(Figure contents as structured data)
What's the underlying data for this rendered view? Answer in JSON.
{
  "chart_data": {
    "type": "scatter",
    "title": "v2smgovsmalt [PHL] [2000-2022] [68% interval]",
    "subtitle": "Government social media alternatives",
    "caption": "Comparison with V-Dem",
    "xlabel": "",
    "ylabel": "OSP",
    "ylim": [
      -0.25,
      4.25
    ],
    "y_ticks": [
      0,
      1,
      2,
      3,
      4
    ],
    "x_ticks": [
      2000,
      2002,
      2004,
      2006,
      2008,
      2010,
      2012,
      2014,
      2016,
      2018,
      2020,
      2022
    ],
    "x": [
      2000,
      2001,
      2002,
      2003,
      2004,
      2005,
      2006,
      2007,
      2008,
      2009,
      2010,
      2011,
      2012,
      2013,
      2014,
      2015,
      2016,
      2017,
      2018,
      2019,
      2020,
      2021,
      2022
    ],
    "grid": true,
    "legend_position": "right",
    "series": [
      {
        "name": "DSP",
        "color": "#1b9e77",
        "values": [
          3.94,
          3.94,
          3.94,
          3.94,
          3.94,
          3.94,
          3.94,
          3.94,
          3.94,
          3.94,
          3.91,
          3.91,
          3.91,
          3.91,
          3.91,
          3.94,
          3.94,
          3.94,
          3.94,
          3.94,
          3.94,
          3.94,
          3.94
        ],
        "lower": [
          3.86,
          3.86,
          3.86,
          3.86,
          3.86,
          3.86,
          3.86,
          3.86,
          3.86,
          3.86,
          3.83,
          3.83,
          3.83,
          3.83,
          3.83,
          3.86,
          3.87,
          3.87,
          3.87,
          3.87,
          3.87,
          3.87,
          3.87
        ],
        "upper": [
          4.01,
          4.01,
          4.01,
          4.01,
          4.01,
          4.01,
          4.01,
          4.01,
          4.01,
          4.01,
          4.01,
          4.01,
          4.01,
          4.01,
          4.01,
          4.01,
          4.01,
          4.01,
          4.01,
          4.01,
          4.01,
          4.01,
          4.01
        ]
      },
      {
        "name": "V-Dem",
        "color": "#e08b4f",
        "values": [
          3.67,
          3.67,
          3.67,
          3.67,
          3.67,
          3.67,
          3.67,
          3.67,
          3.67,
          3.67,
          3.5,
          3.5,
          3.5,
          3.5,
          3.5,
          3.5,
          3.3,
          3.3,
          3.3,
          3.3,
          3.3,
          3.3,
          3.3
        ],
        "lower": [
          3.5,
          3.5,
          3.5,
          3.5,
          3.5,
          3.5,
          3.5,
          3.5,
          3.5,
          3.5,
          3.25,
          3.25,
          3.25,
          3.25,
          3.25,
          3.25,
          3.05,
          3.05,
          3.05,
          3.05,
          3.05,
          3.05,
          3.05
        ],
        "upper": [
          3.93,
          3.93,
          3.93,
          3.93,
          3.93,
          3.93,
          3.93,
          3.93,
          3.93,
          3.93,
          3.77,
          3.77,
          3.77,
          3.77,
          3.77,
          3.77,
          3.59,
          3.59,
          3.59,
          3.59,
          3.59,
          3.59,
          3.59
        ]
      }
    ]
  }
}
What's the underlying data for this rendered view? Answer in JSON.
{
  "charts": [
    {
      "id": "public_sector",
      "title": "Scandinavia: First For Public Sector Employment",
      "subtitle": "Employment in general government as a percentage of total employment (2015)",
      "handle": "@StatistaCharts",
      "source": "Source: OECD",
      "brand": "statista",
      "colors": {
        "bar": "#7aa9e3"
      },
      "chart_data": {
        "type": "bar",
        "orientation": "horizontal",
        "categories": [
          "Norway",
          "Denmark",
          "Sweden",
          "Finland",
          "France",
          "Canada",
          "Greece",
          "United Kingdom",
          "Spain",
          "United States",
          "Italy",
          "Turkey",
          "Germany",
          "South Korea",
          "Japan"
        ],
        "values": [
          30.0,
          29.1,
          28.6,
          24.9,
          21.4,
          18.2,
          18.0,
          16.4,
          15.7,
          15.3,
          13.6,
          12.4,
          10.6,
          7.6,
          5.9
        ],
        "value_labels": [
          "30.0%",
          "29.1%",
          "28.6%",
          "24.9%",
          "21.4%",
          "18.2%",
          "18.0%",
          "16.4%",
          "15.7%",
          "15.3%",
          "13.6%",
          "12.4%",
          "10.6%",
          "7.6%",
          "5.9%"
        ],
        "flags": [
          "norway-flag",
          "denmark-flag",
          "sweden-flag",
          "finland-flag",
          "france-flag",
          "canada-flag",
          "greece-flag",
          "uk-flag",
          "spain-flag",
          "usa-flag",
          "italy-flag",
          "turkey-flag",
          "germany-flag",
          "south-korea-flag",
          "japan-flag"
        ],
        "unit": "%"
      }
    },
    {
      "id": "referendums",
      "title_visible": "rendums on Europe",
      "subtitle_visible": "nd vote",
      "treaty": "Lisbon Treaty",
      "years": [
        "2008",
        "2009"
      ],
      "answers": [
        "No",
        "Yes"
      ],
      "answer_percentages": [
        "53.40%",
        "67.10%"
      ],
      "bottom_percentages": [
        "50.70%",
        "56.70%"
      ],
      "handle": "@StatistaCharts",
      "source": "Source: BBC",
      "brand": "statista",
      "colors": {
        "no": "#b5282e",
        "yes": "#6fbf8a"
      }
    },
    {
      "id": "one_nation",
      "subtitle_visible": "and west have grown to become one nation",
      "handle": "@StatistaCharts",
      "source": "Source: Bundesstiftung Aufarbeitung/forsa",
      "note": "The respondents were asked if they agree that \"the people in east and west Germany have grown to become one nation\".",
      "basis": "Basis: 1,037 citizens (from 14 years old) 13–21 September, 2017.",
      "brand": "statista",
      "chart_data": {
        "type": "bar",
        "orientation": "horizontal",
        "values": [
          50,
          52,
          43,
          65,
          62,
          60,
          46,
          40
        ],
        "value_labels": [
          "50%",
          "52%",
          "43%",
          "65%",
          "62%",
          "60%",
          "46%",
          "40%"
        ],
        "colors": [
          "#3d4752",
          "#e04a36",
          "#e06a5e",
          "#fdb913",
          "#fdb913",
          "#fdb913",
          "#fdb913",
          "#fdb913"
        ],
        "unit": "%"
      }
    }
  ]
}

▶ _To do_
Extract the listing in its entirety, matching it exactly.

▶ _Answer to the problem_
What's the underlying data for this rendered view? Answer in JSON.
{
  "chart_data": {
    "type": "scatter",
    "title": "v2smgovsmalt [PHL] [2000-2022] [68% interval]",
    "subtitle": "Government social media alternatives",
    "caption": "Comparison with V-Dem",
    "xlabel": "",
    "ylabel": "OSP",
    "ylim": [
      -0.25,
      4.25
    ],
    "y_ticks": [
      0,
      1,
      2,
      3,
      4
    ],
    "x_ticks": [
      2000,
      2002,
      2004,
      2006,
      2008,
      2010,
      2012,
      2014,
      2016,
      2018,
      2020,
      2022
    ],
    "x": [
      2000,
      2001,
      2002,
      2003,
      2004,
      2005,
      2006,
      2007,
      2008,
      2009,
      2010,
      2011,
      2012,
      2013,
      2014,
      2015,
      2016,
      2017,
      2018,
      2019,
      2020,
      2021,
      2022
    ],
    "grid": true,
    "legend_position": "right",
    "series": [
      {
        "name": "DSP",
        "color": "#1b9e77",
        "values": [
          3.94,
          3.94,
          3.94,
          3.94,
          3.94,
          3.94,
          3.94,
          3.94,
          3.94,
          3.94,
          3.91,
          3.91,
          3.91,
          3.91,
          3.91,
          3.94,
          3.94,
          3.94,
          3.94,
          3.94,
          3.94,
          3.94,
          3.94
        ],
        "lower": [
          3.86,
          3.86,
          3.86,
          3.86,
          3.86,
          3.86,
          3.86,
          3.86,
          3.86,
          3.86,
          3.83,
          3.83,
          3.83,
          3.83,
          3.83,
          3.86,
          3.87,
          3.87,
          3.87,
          3.87,
          3.87,
          3.87,
          3.87
        ],
        "upper": [
          4.01,
          4.01,
          4.01,
          4.01,
          4.01,
          4.01,
          4.01,
          4.01,
          4.01,
          4.01,
          4.01,
          4.01,
          4.01,
          4.01,
          4.01,
          4.01,
          4.01,
          4.01,
          4.01,
          4.01,
          4.01,
          4.01,
          4.01
        ]
      },
      {
        "name": "V-Dem",
        "color": "#e08b4f",
        "values": [
          3.67,
          3.67,
          3.67,
          3.67,
          3.67,
          3.67,
          3.67,
          3.67,
          3.67,
          3.67,
          3.5,
          3.5,
          3.5,
          3.5,
          3.5,
          3.5,
          3.3,
          3.3,
          3.3,
          3.3,
          3.3,
          3.3,
          3.3
        ],
        "lower": [
          3.5,
          3.5,
          3.5,
          3.5,
          3.5,
          3.5,
          3.5,
          3.5,
          3.5,
          3.5,
          3.25,
          3.25,
          3.25,
          3.25,
          3.25,
          3.25,
          3.05,
          3.05,
          3.05,
          3.05,
          3.05,
          3.05,
          3.05
        ],
        "upper": [
          3.93,
          3.93,
          3.93,
          3.93,
          3.93,
          3.93,
          3.93,
          3.93,
          3.93,
          3.93,
          3.77,
          3.77,
          3.77,
          3.77,
          3.77,
          3.77,
          3.59,
          3.59,
          3.59,
          3.59,
          3.59,
          3.59,
          3.59
        ]
      }
    ]
  }
}
What's the underlying data for this rendered view? Answer in JSON.
{
  "charts": [
    {
      "id": "public_sector",
      "title": "Scandinavia: First For Public Sector Employment",
      "subtitle": "Employment in general government as a percentage of total employment (2015)",
      "handle": "@StatistaCharts",
      "source": "Source: OECD",
      "brand": "statista",
      "colors": {
        "bar": "#7aa9e3"
      },
      "chart_data": {
        "type": "bar",
        "orientation": "horizontal",
        "categories": [
          "Norway",
          "Denmark",
          "Sweden",
          "Finland",
          "France",
          "Canada",
          "Greece",
          "United Kingdom",
          "Spain",
          "United States",
          "Italy",
          "Turkey",
          "Germany",
          "South Korea",
          "Japan"
        ],
        "values": [
          30.0,
          29.1,
          28.6,
          24.9,
          21.4,
          18.2,
          18.0,
          16.4,
          15.7,
          15.3,
          13.6,
          12.4,
          10.6,
          7.6,
          5.9
        ],
        "value_labels": [
          "30.0%",
          "29.1%",
          "28.6%",
          "24.9%",
          "21.4%",
          "18.2%",
          "18.0%",
          "16.4%",
          "15.7%",
          "15.3%",
          "13.6%",
          "12.4%",
          "10.6%",
          "7.6%",
          "5.9%"
        ],
        "flags": [
          "norway-flag",
          "denmark-flag",
          "sweden-flag",
          "finland-flag",
          "france-flag",
          "canada-flag",
          "greece-flag",
          "uk-flag",
          "spain-flag",
          "usa-flag",
          "italy-flag",
          "turkey-flag",
          "germany-flag",
          "south-korea-flag",
          "japan-flag"
        ],
        "unit": "%"
      }
    },
    {
      "id": "referendums",
      "title_visible": "rendums on Europe",
      "subtitle_visible": "nd vote",
      "treaty": "Lisbon Treaty",
      "years": [
        "2008",
        "2009"
      ],
      "answers": [
        "No",
        "Yes"
      ],
      "answer_percentages": [
        "53.40%",
        "67.10%"
      ],
      "bottom_percentages": [
        "50.70%",
        "56.70%"
      ],
      "handle": "@StatistaCharts",
      "source": "Source: BBC",
      "brand": "statista",
      "colors": {
        "no": "#b5282e",
        "yes": "#6fbf8a"
      }
    },
    {
      "id": "one_nation",
      "subtitle_visible": "and west have grown to become one nation",
      "handle": "@StatistaCharts",
      "source": "Source: Bundesstiftung Aufarbeitung/forsa",
      "note": "The respondents were asked if they agree that \"the people in east and west Germany have grown to become one nation\".",
      "basis": "Basis: 1,037 citizens (from 14 years old) 13–21 September, 2017.",
      "brand": "statista",
      "chart_data": {
        "type": "bar",
        "orientation": "horizontal",
        "values": [
          50,
          52,
          43,
          65,
          62,
          60,
          46,
          40
        ],
        "value_labels": [
          "50%",
          "52%",
          "43%",
          "65%",
          "62%",
          "60%",
          "46%",
          "40%"
        ],
        "colors": [
          "#3d4752",
          "#e04a36",
          "#e06a5e",
          "#fdb913",
          "#fdb913",
          "#fdb913",
          "#fdb913",
          "#fdb913"
        ],
        "unit": "%"
      }
    }
  ]
}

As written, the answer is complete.